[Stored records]
** begin **
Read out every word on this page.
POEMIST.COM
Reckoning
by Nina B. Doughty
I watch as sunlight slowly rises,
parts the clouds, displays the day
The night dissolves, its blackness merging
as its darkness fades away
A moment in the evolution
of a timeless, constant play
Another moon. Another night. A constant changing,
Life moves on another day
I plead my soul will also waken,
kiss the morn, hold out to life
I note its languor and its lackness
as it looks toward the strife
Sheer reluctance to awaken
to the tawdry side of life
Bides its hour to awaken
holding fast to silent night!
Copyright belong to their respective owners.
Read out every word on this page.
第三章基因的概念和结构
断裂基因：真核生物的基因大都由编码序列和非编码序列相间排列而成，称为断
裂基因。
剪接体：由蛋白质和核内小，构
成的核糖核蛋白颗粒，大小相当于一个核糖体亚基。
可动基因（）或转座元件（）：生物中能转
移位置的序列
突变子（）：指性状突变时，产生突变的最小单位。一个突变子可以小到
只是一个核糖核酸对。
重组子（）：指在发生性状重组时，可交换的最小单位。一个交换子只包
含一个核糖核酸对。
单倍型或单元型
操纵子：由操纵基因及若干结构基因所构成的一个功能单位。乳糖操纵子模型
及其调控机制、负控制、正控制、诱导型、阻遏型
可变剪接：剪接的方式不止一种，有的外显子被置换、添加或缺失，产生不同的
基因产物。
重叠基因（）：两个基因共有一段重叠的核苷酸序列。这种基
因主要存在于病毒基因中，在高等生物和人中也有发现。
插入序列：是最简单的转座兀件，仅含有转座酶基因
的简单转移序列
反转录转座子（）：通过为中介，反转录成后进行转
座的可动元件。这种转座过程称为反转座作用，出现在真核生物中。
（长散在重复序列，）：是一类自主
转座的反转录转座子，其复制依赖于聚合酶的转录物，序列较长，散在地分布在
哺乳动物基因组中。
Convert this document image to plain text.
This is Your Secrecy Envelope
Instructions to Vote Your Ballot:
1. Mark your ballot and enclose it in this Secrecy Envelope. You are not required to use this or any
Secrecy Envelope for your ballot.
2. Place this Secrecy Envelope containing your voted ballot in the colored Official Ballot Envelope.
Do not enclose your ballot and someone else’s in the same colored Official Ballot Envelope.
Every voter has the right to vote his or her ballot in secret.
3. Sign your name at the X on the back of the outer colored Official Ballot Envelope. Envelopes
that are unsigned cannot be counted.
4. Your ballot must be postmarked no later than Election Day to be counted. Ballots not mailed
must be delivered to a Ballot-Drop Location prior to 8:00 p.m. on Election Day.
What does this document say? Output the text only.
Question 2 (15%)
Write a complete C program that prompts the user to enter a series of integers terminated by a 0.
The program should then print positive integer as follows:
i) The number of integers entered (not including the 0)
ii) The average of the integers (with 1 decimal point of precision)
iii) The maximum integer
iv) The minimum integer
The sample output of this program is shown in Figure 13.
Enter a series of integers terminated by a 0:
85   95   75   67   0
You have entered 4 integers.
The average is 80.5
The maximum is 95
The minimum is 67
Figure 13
** end **
What you will do =>
Output the listing above word for word.

Response for this exercise =>
Read out every word on this page.
POEMIST.COM
Reckoning
by Nina B. Doughty
I watch as sunlight slowly rises,
parts the clouds, displays the day
The night dissolves, its blackness merging
as its darkness fades away
A moment in the evolution
of a timeless, constant play
Another moon. Another night. A constant changing,
Life moves on another day
I plead my soul will also waken,
kiss the morn, hold out to life
I note its languor and its lackness
as it looks toward the strife
Sheer reluctance to awaken
to the tawdry side of life
Bides its hour to awaken
holding fast to silent night!
Copyright belong to their respective owners.
Read out every word on this page.
第三章基因的概念和结构
断裂基因：真核生物的基因大都由编码序列和非编码序列相间排列而成，称为断
裂基因。
剪接体：由蛋白质和核内小，构
成的核糖核蛋白颗粒，大小相当于一个核糖体亚基。
可动基因（）或转座元件（）：生物中能转
移位置的序列
突变子（）：指性状突变时，产生突变的最小单位。一个突变子可以小到
只是一个核糖核酸对。
重组子（）：指在发生性状重组时，可交换的最小单位。一个交换子只包
含一个核糖核酸对。
单倍型或单元型
操纵子：由操纵基因及若干结构基因所构成的一个功能单位。乳糖操纵子模型
及其调控机制、负控制、正控制、诱导型、阻遏型
可变剪接：剪接的方式不止一种，有的外显子被置换、添加或缺失，产生不同的
基因产物。
重叠基因（）：两个基因共有一段重叠的核苷酸序列。这种基
因主要存在于病毒基因中，在高等生物和人中也有发现。
插入序列：是最简单的转座兀件，仅含有转座酶基因
的简单转移序列
反转录转座子（）：通过为中介，反转录成后进行转
座的可动元件。这种转座过程称为反转座作用，出现在真核生物中。
（长散在重复序列，）：是一类自主
转座的反转录转座子，其复制依赖于聚合酶的转录物，序列较长，散在地分布在
哺乳动物基因组中。
Convert this document image to plain text.
This is Your Secrecy Envelope
Instructions to Vote Your Ballot:
1. Mark your ballot and enclose it in this Secrecy Envelope. You are not required to use this or any
Secrecy Envelope for your ballot.
2. Place this Secrecy Envelope containing your voted ballot in the colored Official Ballot Envelope.
Do not enclose your ballot and someone else’s in the same colored Official Ballot Envelope.
Every voter has the right to vote his or her ballot in secret.
3. Sign your name at the X on the back of the outer colored Official Ballot Envelope. Envelopes
that are unsigned cannot be counted.
4. Your ballot must be postmarked no later than Election Day to be counted. Ballots not mailed
must be delivered to a Ballot-Drop Location prior to 8:00 p.m. on Election Day.
What does this document say? Output the text only.
Question 2 (15%)
Write a complete C program that prompts the user to enter a series of integers terminated by a 0.
The program should then print positive integer as follows:
i) The number of integers entered (not including the 0)
ii) The average of the integers (with 1 decimal point of precision)
iii) The maximum integer
iv) The minimum integer
The sample output of this program is shown in Figure 13.
Enter a series of integers terminated by a 0:
85   95   75   67   0
You have entered 4 integers.
The average is 80.5
The maximum is 95
The minimum is 67
Figure 13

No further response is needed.